* _The exercise_
Scan the data below for the string "movement". Copy every line where it appears.

* _Dataset excerpts_
** start **

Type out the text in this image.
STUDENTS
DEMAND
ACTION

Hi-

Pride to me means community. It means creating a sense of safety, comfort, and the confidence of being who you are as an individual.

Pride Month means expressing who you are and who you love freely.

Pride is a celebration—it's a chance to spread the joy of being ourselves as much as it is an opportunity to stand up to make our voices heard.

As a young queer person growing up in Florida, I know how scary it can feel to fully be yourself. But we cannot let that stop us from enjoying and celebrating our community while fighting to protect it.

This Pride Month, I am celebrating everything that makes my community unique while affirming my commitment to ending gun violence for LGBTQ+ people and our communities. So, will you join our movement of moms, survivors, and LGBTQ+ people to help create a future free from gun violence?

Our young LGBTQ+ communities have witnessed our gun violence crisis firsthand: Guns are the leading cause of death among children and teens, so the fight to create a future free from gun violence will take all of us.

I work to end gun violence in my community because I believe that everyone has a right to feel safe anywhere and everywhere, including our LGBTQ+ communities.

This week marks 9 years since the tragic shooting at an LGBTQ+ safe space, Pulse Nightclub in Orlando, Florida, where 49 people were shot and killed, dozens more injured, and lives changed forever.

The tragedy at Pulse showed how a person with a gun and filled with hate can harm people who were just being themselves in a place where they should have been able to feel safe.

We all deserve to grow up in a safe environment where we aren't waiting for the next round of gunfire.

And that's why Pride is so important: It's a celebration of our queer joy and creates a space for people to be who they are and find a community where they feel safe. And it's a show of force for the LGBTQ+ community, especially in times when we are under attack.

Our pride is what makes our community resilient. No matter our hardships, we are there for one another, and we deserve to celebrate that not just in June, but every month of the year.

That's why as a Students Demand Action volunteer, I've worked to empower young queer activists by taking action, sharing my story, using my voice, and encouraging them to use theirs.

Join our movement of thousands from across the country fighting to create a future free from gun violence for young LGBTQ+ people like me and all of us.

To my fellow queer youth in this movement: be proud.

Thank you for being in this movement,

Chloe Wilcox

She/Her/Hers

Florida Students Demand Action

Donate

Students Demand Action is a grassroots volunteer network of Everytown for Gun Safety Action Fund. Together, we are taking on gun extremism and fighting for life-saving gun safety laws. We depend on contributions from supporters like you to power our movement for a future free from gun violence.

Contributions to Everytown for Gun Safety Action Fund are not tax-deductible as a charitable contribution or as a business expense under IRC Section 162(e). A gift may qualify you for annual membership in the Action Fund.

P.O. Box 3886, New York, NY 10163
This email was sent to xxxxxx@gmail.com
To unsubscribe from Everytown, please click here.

** end **

* _Reply_
This Pride Month, I am celebrating everything that makes my community unique while affirming my commitment to ending gun violence for LGBTQ+ people and our communities. So, will you join our movement of moms, survivors, and LGBTQ+ people to help create a future free from gun violence?
Join our movement of thousands from across the country fighting to create a future free from gun violence for young LGBTQ+ people like me and all of us.
To my fellow queer youth in this movement: be proud.
Thank you for being in this movement,
Students Demand Action is a grassroots volunteer network of Everytown for Gun Safety Action Fund. Together, we are taking on gun extremism and fighting for life-saving gun safety laws. We depend on contributions from supporters like you to power our movement for a future free from gun violence.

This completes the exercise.